■ The task ■
Every record here needs to be written out again exactly.

■ Data to use ■
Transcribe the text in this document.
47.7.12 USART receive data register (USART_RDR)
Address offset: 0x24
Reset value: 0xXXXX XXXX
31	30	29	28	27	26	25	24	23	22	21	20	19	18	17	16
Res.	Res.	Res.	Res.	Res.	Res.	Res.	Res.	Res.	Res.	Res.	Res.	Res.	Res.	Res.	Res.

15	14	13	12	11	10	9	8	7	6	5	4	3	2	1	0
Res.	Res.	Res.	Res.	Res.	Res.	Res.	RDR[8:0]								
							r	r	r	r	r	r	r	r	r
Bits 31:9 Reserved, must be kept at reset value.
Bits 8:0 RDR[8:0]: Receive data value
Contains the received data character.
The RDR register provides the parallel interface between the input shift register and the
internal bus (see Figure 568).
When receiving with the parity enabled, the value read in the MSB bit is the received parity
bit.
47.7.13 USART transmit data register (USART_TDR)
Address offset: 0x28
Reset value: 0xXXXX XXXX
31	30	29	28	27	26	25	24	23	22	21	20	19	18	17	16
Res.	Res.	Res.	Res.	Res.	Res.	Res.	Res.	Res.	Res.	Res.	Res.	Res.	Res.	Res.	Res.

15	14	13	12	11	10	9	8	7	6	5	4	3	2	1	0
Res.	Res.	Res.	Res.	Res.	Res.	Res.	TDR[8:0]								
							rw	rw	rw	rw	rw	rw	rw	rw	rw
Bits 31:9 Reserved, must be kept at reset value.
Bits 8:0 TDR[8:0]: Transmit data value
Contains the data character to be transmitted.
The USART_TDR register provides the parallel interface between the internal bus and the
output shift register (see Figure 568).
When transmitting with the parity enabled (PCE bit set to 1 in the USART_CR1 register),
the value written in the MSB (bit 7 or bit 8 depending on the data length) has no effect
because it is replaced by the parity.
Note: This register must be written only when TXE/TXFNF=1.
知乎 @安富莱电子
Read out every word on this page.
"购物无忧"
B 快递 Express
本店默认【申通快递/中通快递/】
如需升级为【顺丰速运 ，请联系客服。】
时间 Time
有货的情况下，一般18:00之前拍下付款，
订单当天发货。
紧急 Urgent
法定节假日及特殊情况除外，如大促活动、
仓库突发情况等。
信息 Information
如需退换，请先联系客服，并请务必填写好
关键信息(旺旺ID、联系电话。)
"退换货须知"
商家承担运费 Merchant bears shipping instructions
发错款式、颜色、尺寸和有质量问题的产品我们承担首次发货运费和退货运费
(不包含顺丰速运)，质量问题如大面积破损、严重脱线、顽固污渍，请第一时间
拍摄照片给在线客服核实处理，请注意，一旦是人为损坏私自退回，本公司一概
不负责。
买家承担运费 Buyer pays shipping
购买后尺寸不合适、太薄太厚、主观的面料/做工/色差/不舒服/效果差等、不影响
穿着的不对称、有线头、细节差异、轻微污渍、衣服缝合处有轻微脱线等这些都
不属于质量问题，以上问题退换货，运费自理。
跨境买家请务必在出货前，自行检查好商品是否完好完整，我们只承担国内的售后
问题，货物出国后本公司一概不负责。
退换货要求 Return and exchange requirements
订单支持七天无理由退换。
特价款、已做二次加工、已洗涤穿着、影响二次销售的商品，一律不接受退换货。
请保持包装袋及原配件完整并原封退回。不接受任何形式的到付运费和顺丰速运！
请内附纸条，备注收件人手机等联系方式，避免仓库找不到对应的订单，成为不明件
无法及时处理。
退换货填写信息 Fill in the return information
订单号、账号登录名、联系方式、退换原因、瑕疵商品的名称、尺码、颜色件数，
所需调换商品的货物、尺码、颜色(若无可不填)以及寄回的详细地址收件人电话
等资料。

■ Exercise answer ■
Transcribe the text in this document.
47.7.12 USART receive data register (USART_RDR)
Address offset: 0x24
Reset value: 0xXXXX XXXX
31	30	29	28	27	26	25	24	23	22	21	20	19	18	17	16
Res.	Res.	Res.	Res.	Res.	Res.	Res.	Res.	Res.	Res.	Res.	Res.	Res.	Res.	Res.	Res.

15	14	13	12	11	10	9	8	7	6	5	4	3	2	1	0
Res.	Res.	Res.	Res.	Res.	Res.	Res.	RDR[8:0]								
							r	r	r	r	r	r	r	r	r
Bits 31:9 Reserved, must be kept at reset value.
Bits 8:0 RDR[8:0]: Receive data value
Contains the received data character.
The RDR register provides the parallel interface between the input shift register and the
internal bus (see Figure 568).
When receiving with the parity enabled, the value read in the MSB bit is the received parity
bit.
47.7.13 USART transmit data register (USART_TDR)
Address offset: 0x28
Reset value: 0xXXXX XXXX
31	30	29	28	27	26	25	24	23	22	21	20	19	18	17	16
Res.	Res.	Res.	Res.	Res.	Res.	Res.	Res.	Res.	Res.	Res.	Res.	Res.	Res.	Res.	Res.

15	14	13	12	11	10	9	8	7	6	5	4	3	2	1	0
Res.	Res.	Res.	Res.	Res.	Res.	Res.	TDR[8:0]								
							rw	rw	rw	rw	rw	rw	rw	rw	rw
Bits 31:9 Reserved, must be kept at reset value.
Bits 8:0 TDR[8:0]: Transmit data value
Contains the data character to be transmitted.
The USART_TDR register provides the parallel interface between the internal bus and the
output shift register (see Figure 568).
When transmitting with the parity enabled (PCE bit set to 1 in the USART_CR1 register),
the value written in the MSB (bit 7 or bit 8 depending on the data length) has no effect
because it is replaced by the parity.
Note: This register must be written only when TXE/TXFNF=1.
知乎 @安富莱电子
Read out every word on this page.
"购物无忧"
B 快递 Express
本店默认【申通快递/中通快递/】
如需升级为【顺丰速运 ，请联系客服。】
时间 Time
有货的情况下，一般18:00之前拍下付款，
订单当天发货。
紧急 Urgent
法定节假日及特殊情况除外，如大促活动、
仓库突发情况等。
信息 Information
如需退换，请先联系客服，并请务必填写好
关键信息(旺旺ID、联系电话。)
"退换货须知"
商家承担运费 Merchant bears shipping instructions
发错款式、颜色、尺寸和有质量问题的产品我们承担首次发货运费和退货运费
(不包含顺丰速运)，质量问题如大面积破损、严重脱线、顽固污渍，请第一时间
拍摄照片给在线客服核实处理，请注意，一旦是人为损坏私自退回，本公司一概
不负责。
买家承担运费 Buyer pays shipping
购买后尺寸不合适、太薄太厚、主观的面料/做工/色差/不舒服/效果差等、不影响
穿着的不对称、有线头、细节差异、轻微污渍、衣服缝合处有轻微脱线等这些都
不属于质量问题，以上问题退换货，运费自理。
跨境买家请务必在出货前，自行检查好商品是否完好完整，我们只承担国内的售后
问题，货物出国后本公司一概不负责。
退换货要求 Return and exchange requirements
订单支持七天无理由退换。
特价款、已做二次加工、已洗涤穿着、影响二次销售的商品，一律不接受退换货。
请保持包装袋及原配件完整并原封退回。不接受任何形式的到付运费和顺丰速运！
请内附纸条，备注收件人手机等联系方式，避免仓库找不到对应的订单，成为不明件
无法及时处理。
退换货填写信息 Fill in the return information
订单号、账号登录名、联系方式、退换原因、瑕疵商品的名称、尺码、颜色件数，
所需调换商品的货物、尺码、颜色(若无可不填)以及寄回的详细地址收件人电话
等资料。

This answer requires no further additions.